Task objective = When a line in the records contains the string "message", copy that line.

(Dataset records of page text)
+ + + + + + +

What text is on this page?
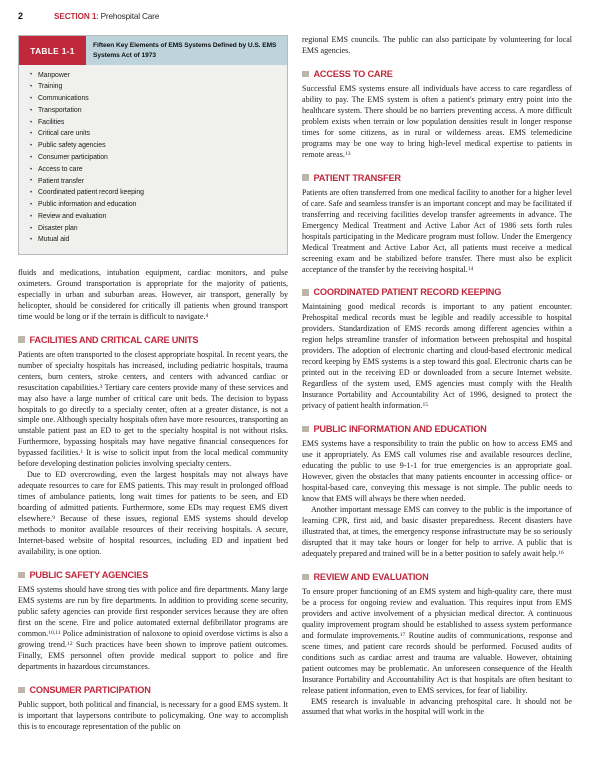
2	SECTION 1: Prehospital Care
TABLE 1-1
Fifteen Key Elements of EMS Systems Defined by U.S. EMS Systems Act of 1973
• Manpower
• Training
• Communications
• Transportation
• Facilities
• Critical care units
• Public safety agencies
• Consumer participation
• Access to care
• Patient transfer
• Coordinated patient record keeping
• Public information and education
• Review and evaluation
• Disaster plan
• Mutual aid

fluids and medications, intubation equipment, cardiac monitors, and pulse oximeters. Ground transportation is appropriate for the majority of patients, especially in urban and suburban areas. However, air transport, generally by helicopter, should be considered for critically ill patients when ground transport time would be long or if the terrain is difficult to navigate.$^4$

FACILITIES AND CRITICAL CARE UNITS

Patients are often transported to the closest appropriate hospital. In recent years, the number of specialty hospitals has increased, including pediatric hospitals, trauma centers, burn centers, stroke centers, and centers with advanced cardiac or resuscitation capabilities.$^3$ Tertiary care centers provide many of these services and may also have a large number of critical care unit beds. The decision to bypass hospitals to go directly to a specialty center, often at a greater distance, is not a simple one. Although specialty hospitals often have more resources, transporting an unstable patient past an ED to get to the specialty hospital is not without risks. Furthermore, bypassing hospitals may have negative financial consequences for bypassed facilities.$^1$ It is wise to solicit input from the local medical community before developing destination policies involving specialty centers.

Due to ED overcrowding, even the largest hospitals may not always have adequate resources to care for EMS patients. This may result in prolonged offload times of ambulance patients, long wait times for patients to be seen, and ED boarding of admitted patients. Furthermore, some EDs may request EMS divert elsewhere.$^9$ Because of these issues, regional EMS systems should develop methods to monitor available resources of their receiving hospitals. A secure, Internet-based website of hospital resources, including ED and inpatient bed availability, is one option.

PUBLIC SAFETY AGENCIES

EMS systems should have strong ties with police and fire departments. Many large EMS systems are run by fire departments. In addition to providing scene security, public safety agencies can provide first responder services because they are often first on the scene. Fire and police automated external defibrillator programs are common.$^{10,11}$ Police administration of naloxone to opioid overdose victims is also a growing trend.$^{12}$ Such practices have been shown to improve patient outcomes. Finally, EMS personnel often provide medical support to police and fire departments in hazardous circumstances.

CONSUMER PARTICIPATION

Public support, both political and financial, is necessary for a good EMS system. It is important that laypersons contribute to policymaking. One way to accomplish this is to encourage representation of the public on

regional EMS councils. The public can also participate by volunteering for local EMS agencies.

ACCESS TO CARE

Successful EMS systems ensure all individuals have access to care regardless of ability to pay. The EMS system is often a patient's primary entry point into the healthcare system. There should be no barriers preventing access. A more difficult problem exists when terrain or low population densities result in longer response times for some citizens, as in rural or wilderness areas. EMS telemedicine programs may be one way to bring high-level medical expertise to patients in remote areas.$^{13}$

PATIENT TRANSFER

Patients are often transferred from one medical facility to another for a higher level of care. Safe and seamless transfer is an important concept and may be facilitated if transferring and receiving facilities develop transfer agreements in advance. The Emergency Medical Treatment and Active Labor Act of 1986 sets forth rules hospitals participating in the Medicare program must follow. Under the Emergency Medical Treatment and Active Labor Act, all patients must receive a medical screening exam and be stabilized before transfer. There must also be explicit acceptance of the transfer by the receiving hospital.$^{14}$

COORDINATED PATIENT RECORD KEEPING

Maintaining good medical records is important to any patient encounter. Prehospital medical records must be legible and readily accessible to hospital providers. Standardization of EMS records among different agencies within a region helps streamline transfer of information between prehospital and hospital providers. The adoption of electronic charting and cloud-based electronic medical record keeping by EMS systems is a step toward this goal. Electronic charts can be printed out in the receiving ED or downloaded from a secure Internet website. Regardless of the system used, EMS agencies must comply with the Health Insurance Portability and Accountability Act of 1996, designed to protect the privacy of patient health information.$^{15}$

PUBLIC INFORMATION AND EDUCATION

EMS systems have a responsibility to train the public on how to access EMS and use it appropriately. As EMS call volumes rise and available resources decline, educating the public to use 9-1-1 for true emergencies is an appropriate goal. However, given the obstacles that many patients encounter in accessing office- or hospital-based care, conveying this message is not simple. The public needs to know that EMS will always be there when needed.

Another important message EMS can convey to the public is the importance of learning CPR, first aid, and basic disaster preparedness. Recent disasters have illustrated that, at times, the emergency response infrastructure may be so seriously disrupted that it may take hours or longer for help to arrive. A public that is adequately prepared and trained will be in a better position to safely await help.$^{16}$

REVIEW AND EVALUATION

To ensure proper functioning of an EMS system and high-quality care, there must be a process for ongoing review and evaluation. This requires input from EMS providers and active involvement of a physician medical director. A continuous quality improvement program should be established to assess system performance and formulate improvements.$^{17}$ Routine audits of communications, response and scene times, and patient care records should be performed. Focused audits of conditions such as cardiac arrest and trauma are valuable. However, obtaining patient outcomes may be problematic. An unforeseen consequence of the Health Insurance Portability and Accountability Act is that hospitals are often hesitant to release patient information, even to EMS services, for fear of liability.

EMS research is invaluable in advancing prehospital care. It should not be assumed that what works in the hospital will work in the
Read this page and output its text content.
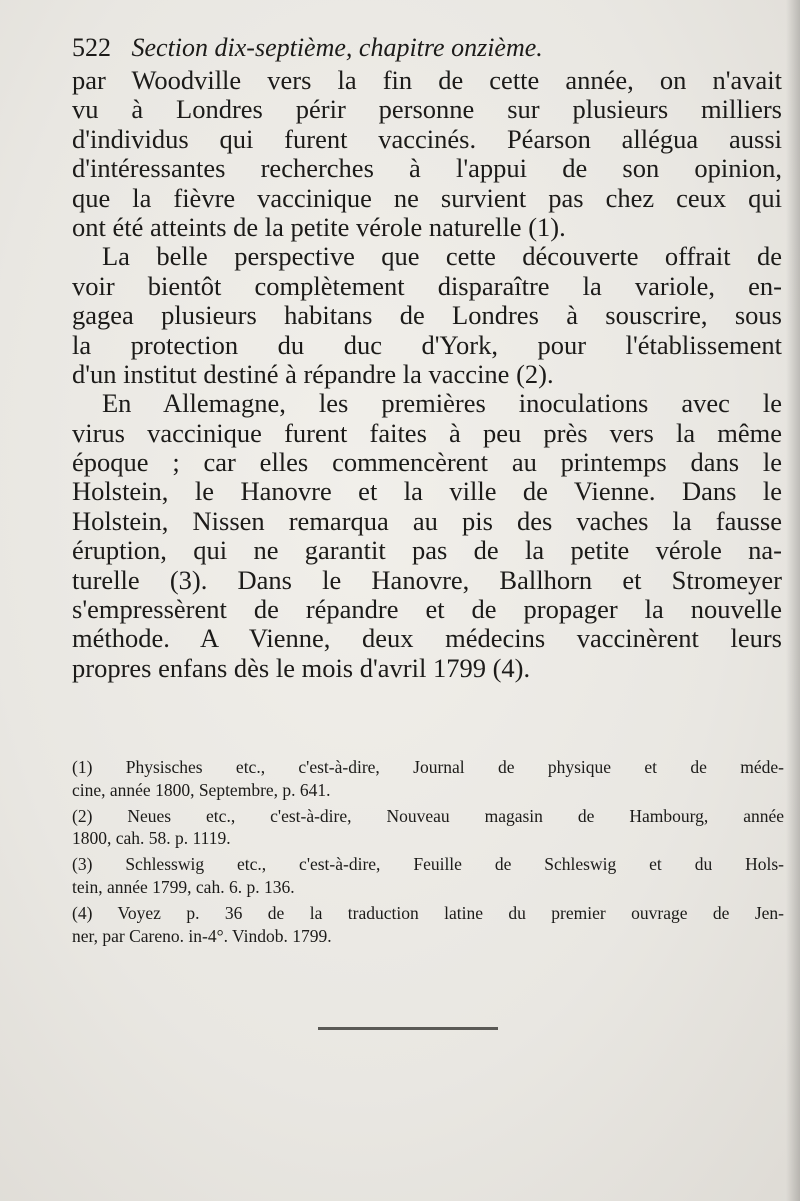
522 Section dix-septième, chapitre onzième.
par Woodville vers la fin de cette année, on n'avait
vu à Londres périr personne sur plusieurs milliers
d'individus qui furent vaccinés. Péarson allégua aussi
d'intéressantes recherches à l'appui de son opinion,
que la fièvre vaccinique ne survient pas chez ceux qui
ont été atteints de la petite vérole naturelle (1).
La belle perspective que cette découverte offrait de
voir bientôt complètement disparaître la variole, en-
gagea plusieurs habitans de Londres à souscrire, sous
la protection du duc d'York, pour l'établissement
d'un institut destiné à répandre la vaccine (2).
En Allemagne, les premières inoculations avec le
virus vaccinique furent faites à peu près vers la même
époque ; car elles commencèrent au printemps dans le
Holstein, le Hanovre et la ville de Vienne. Dans le
Holstein, Nissen remarqua au pis des vaches la fausse
éruption, qui ne garantit pas de la petite vérole na-
turelle (3). Dans le Hanovre, Ballhorn et Stromeyer
s'empressèrent de répandre et de propager la nouvelle
méthode. A Vienne, deux médecins vaccinèrent leurs
propres enfans dès le mois d'avril 1799 (4).
(1) Physisches etc., c'est-à-dire, Journal de physique et de méde-
cine, année 1800, Septembre, p. 641.
(2) Neues etc., c'est-à-dire, Nouveau magasin de Hambourg, année
1800, cah. 58. p. 1119.
(3) Schlesswig etc., c'est-à-dire, Feuille de Schleswig et du Hols-
tein, année 1799, cah. 6. p. 136.
(4) Voyez p. 36 de la traduction latine du premier ouvrage de Jen-
ner, par Careno. in-4°. Vindob. 1799.
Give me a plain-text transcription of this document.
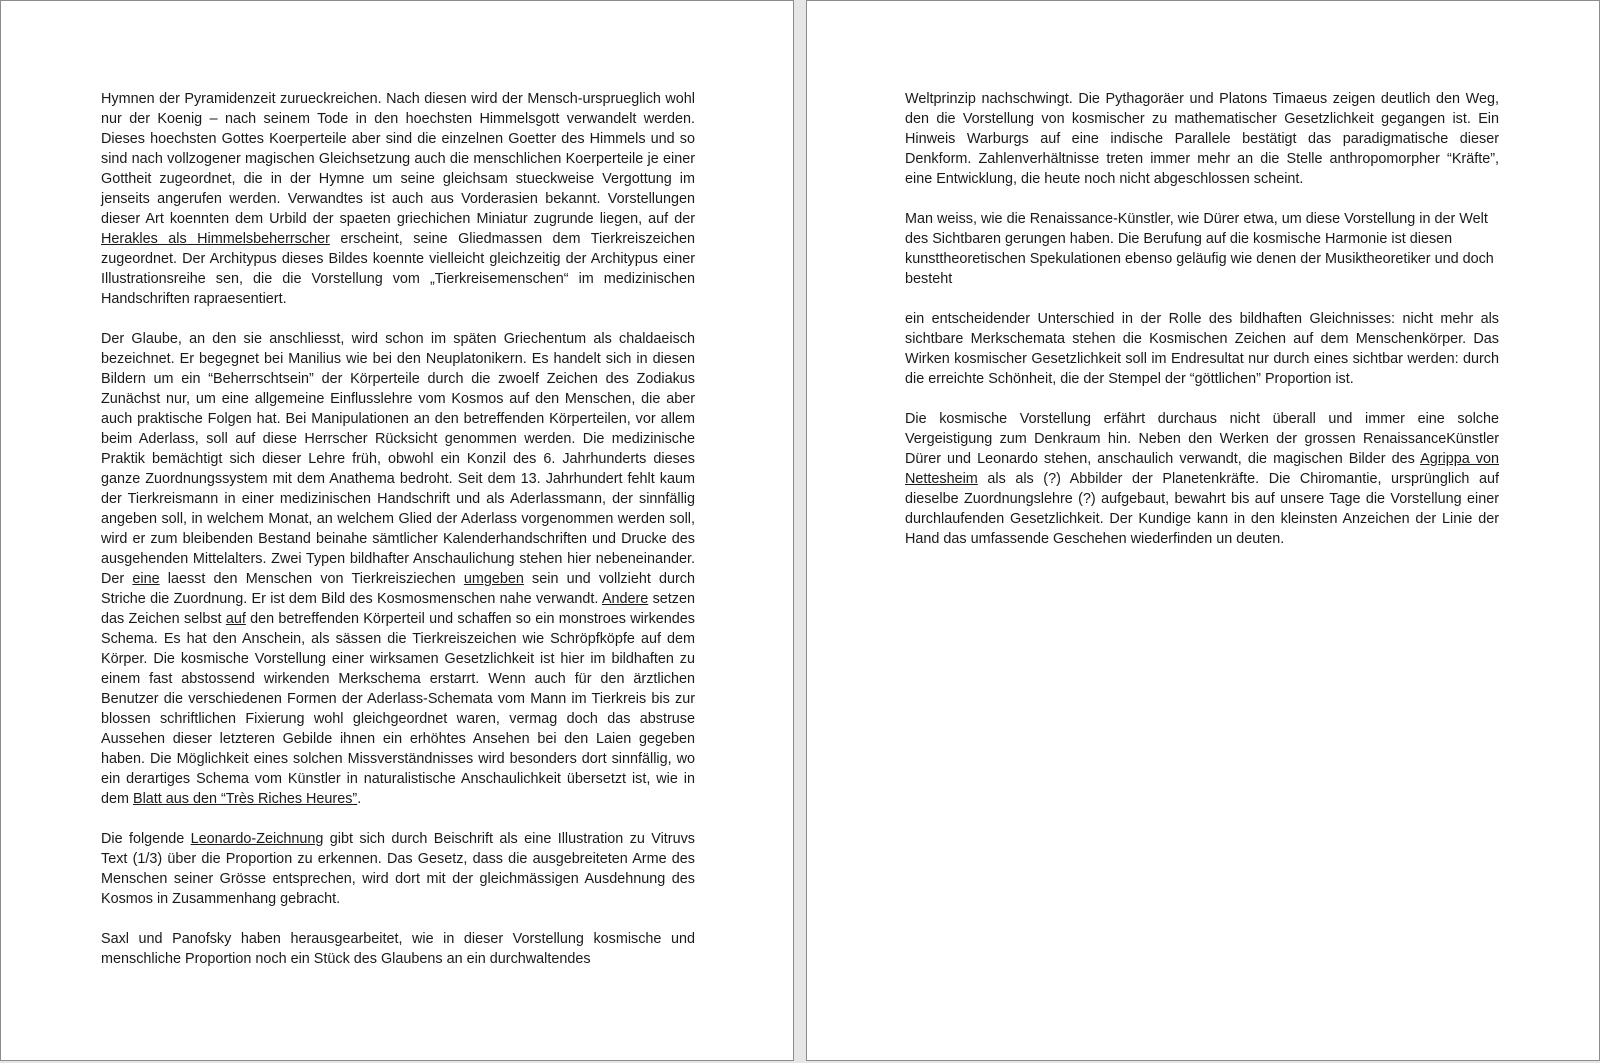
Hymnen der Pyramidenzeit zurueckreichen. Nach diesen wird der Mensch-ursprueglich wohl nur der Koenig – nach seinem Tode in den hoechsten Himmelsgott verwandelt werden. Dieses hoechsten Gottes Koerperteile aber sind die einzelnen Goetter des Himmels und so sind nach vollzogener magischen Gleichsetzung auch die menschlichen Koerperteile je einer Gottheit zugeordnet, die in der Hymne um seine gleichsam stueckweise Vergottung im jenseits angerufen werden. Verwandtes ist auch aus Vorderasien bekannt. Vorstellungen dieser Art koennten dem Urbild der spaeten griechichen Miniatur zugrunde liegen, auf der Herakles als Himmelsbeherrscher erscheint, seine Gliedmassen dem Tierkreiszeichen zugeordnet. Der Architypus dieses Bildes koennte vielleicht gleichzeitig der Architypus einer Illustrationsreihe sen, die die Vorstellung vom „Tierkreisemenschen“ im medizinischen Handschriften rapraesentiert.

Der Glaube, an den sie anschliesst, wird schon im späten Griechentum als chaldaeisch bezeichnet. Er begegnet bei Manilius wie bei den Neuplatonikern. Es handelt sich in diesen Bildern um ein “Beherrschtsein” der Körperteile durch die zwoelf Zeichen des Zodiakus Zunächst nur, um eine allgemeine Einflusslehre vom Kosmos auf den Menschen, die aber auch praktische Folgen hat. Bei Manipulationen an den betreffenden Körperteilen, vor allem beim Aderlass, soll auf diese Herrscher Rücksicht genommen werden. Die medizinische Praktik bemächtigt sich dieser Lehre früh, obwohl ein Konzil des 6. Jahrhunderts dieses ganze Zuordnungssystem mit dem Anathema bedroht. Seit dem 13. Jahrhundert fehlt kaum der Tierkreismann in einer medizinischen Handschrift und als Aderlassmann, der sinnfällig angeben soll, in welchem Monat, an welchem Glied der Aderlass vorgenommen werden soll, wird er zum bleibenden Bestand beinahe sämtlicher Kalenderhandschriften und Drucke des ausgehenden Mittelalters. Zwei Typen bildhafter Anschaulichung stehen hier nebeneinander. Der eine laesst den Menschen von Tierkreisziechen umgeben sein und vollzieht durch Striche die Zuordnung. Er ist dem Bild des Kosmosmenschen nahe verwandt. Andere setzen das Zeichen selbst auf den betreffenden Körperteil und schaffen so ein monstroes wirkendes Schema. Es hat den Anschein, als sässen die Tierkreiszeichen wie Schröpfköpfe auf dem Körper. Die kosmische Vorstellung einer wirksamen Gesetzlichkeit ist hier im bildhaften zu einem fast abstossend wirkenden Merkschema erstarrt. Wenn auch für den ärztlichen Benutzer die verschiedenen Formen der Aderlass-Schemata vom Mann im Tierkreis bis zur blossen schriftlichen Fixierung wohl gleichgeordnet waren, vermag doch das abstruse Aussehen dieser letzteren Gebilde ihnen ein erhöhtes Ansehen bei den Laien gegeben haben. Die Möglichkeit eines solchen Missverständnisses wird besonders dort sinnfällig, wo ein derartiges Schema vom Künstler in naturalistische Anschaulichkeit übersetzt ist, wie in dem Blatt aus den “Très Riches Heures”.

Die folgende Leonardo-Zeichnung gibt sich durch Beischrift als eine Illustration zu Vitruvs Text (1/3) über die Proportion zu erkennen. Das Gesetz, dass die ausgebreiteten Arme des Menschen seiner Grösse entsprechen, wird dort mit der gleichmässigen Ausdehnung des Kosmos in Zusammenhang gebracht.

Saxl und Panofsky haben herausgearbeitet, wie in dieser Vorstellung kosmische und menschliche Proportion noch ein Stück des Glaubens an ein durchwaltendes

Weltprinzip nachschwingt. Die Pythagoräer und Platons Timaeus zeigen deutlich den Weg, den die Vorstellung von kosmischer zu mathematischer Gesetzlichkeit gegangen ist. Ein Hinweis Warburgs auf eine indische Parallele bestätigt das paradigmatische dieser Denkform. Zahlenverhältnisse treten immer mehr an die Stelle anthropomorpher “Kräfte”, eine Entwicklung, die heute noch nicht abgeschlossen scheint.

Man weiss, wie die Renaissance-Künstler, wie Dürer etwa, um diese Vorstellung in der Welt des Sichtbaren gerungen haben. Die Berufung auf die kosmische Harmonie ist diesen kunsttheoretischen Spekulationen ebenso geläufig wie denen der Musiktheoretiker und doch besteht

ein entscheidender Unterschied in der Rolle des bildhaften Gleichnisses: nicht mehr als sichtbare Merkschemata stehen die Kosmischen Zeichen auf dem Menschenkörper. Das Wirken kosmischer Gesetzlichkeit soll im Endresultat nur durch eines sichtbar werden: durch die erreichte Schönheit, die der Stempel der “göttlichen” Proportion ist.

Die kosmische Vorstellung erfährt durchaus nicht überall und immer eine solche Vergeistigung zum Denkraum hin. Neben den Werken der grossen RenaissanceKünstler Dürer und Leonardo stehen, anschaulich verwandt, die magischen Bilder des Agrippa von Nettesheim als als (?) Abbilder der Planetenkräfte. Die Chiromantie, ursprünglich auf dieselbe Zuordnungslehre (?) aufgebaut, bewahrt bis auf unsere Tage die Vorstellung einer durchlaufenden Gesetzlichkeit. Der Kundige kann in den kleinsten Anzeichen der Linie der Hand das umfassende Geschehen wiederfinden un deuten.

+ + + + + + +

Written response =
EMS systems have a responsibility to train the public on how to access EMS and use it appropriately. As EMS call volumes rise and available resources decline, educating the public to use 9-1-1 for true emergencies is an appropriate goal. However, given the obstacles that many patients encounter in accessing office- or hospital-based care, conveying this message is not simple. The public needs to know that EMS will always be there when needed.
Another important message EMS can convey to the public is the importance of learning CPR, first aid, and basic disaster preparedness. Recent disasters have illustrated that, at times, the emergency response infrastructure may be so seriously disrupted that it may take hours or longer for help to arrive. A public that is adequately prepared and trained will be in a better position to safely await help.$^{16}$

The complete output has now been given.